• [To be done] Count the lines below that contain the word "应变能力", and reply with only that number.

___ Information given

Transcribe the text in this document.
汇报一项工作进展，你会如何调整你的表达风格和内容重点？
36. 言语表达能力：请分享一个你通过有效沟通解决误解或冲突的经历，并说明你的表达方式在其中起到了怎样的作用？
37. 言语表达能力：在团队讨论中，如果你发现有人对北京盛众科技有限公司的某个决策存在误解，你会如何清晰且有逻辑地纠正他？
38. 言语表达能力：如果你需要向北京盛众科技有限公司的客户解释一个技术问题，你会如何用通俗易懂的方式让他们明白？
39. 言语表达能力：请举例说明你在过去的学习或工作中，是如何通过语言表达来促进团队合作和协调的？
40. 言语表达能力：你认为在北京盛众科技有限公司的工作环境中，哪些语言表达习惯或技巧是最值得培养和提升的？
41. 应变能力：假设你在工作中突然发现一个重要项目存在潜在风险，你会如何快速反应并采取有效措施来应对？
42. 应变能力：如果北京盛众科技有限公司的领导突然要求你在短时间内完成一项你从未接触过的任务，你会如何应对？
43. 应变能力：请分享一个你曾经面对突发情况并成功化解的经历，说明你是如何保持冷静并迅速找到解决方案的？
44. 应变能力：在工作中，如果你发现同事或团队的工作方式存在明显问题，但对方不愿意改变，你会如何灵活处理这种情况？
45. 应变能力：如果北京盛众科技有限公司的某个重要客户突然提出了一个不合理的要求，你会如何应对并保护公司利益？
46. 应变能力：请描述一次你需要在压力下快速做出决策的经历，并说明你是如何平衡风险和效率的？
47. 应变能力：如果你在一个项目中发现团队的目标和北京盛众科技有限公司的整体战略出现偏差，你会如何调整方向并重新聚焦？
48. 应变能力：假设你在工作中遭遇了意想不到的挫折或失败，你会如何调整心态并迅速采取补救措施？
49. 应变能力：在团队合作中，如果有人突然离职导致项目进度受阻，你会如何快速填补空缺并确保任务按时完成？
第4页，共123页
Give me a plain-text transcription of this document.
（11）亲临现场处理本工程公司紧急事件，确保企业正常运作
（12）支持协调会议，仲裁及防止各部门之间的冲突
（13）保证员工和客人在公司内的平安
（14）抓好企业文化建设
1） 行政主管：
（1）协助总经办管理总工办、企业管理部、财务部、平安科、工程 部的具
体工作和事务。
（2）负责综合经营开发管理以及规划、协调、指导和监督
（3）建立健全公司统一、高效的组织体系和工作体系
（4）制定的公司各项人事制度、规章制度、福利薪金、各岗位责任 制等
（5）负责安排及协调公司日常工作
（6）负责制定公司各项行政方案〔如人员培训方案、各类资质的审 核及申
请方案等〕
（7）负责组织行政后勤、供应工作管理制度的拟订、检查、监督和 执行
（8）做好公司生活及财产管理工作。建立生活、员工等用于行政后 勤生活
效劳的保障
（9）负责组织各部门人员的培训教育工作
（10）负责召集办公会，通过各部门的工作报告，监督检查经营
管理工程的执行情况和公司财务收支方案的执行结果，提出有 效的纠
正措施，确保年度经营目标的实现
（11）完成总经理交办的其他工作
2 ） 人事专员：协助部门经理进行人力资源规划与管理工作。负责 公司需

______

• [Task result] 9